→ REQUIREMENT:
Pull every line containing the word "median" from the records.

+===+

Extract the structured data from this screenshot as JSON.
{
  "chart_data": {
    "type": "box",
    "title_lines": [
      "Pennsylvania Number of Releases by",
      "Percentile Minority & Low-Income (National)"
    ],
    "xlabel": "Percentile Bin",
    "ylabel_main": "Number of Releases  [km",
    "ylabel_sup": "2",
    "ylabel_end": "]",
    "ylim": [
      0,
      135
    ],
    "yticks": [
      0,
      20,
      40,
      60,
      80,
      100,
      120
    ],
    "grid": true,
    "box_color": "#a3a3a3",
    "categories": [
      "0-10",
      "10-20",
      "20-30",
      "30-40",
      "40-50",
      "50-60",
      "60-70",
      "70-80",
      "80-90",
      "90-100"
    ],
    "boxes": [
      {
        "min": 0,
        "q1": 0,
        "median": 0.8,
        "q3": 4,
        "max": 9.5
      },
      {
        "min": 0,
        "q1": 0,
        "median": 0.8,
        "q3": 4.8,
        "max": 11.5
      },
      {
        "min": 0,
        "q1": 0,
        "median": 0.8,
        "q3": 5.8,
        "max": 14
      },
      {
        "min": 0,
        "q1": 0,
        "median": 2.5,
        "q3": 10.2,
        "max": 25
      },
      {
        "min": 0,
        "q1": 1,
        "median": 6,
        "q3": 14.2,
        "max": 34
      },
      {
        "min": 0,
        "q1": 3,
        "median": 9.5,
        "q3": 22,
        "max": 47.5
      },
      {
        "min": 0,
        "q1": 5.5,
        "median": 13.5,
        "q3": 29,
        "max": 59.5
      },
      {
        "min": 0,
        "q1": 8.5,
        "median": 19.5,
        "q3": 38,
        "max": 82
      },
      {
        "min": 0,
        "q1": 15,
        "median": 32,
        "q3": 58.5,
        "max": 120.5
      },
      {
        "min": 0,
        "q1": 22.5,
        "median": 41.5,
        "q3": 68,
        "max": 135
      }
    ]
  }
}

+===+

→ FINAL ANSWER:
        "median": 0.8,
        "median": 0.8,
        "median": 0.8,
        "median": 2.5,
        "median": 6,
        "median": 9.5,
        "median": 13.5,
        "median": 19.5,
        "median": 32,
        "median": 41.5,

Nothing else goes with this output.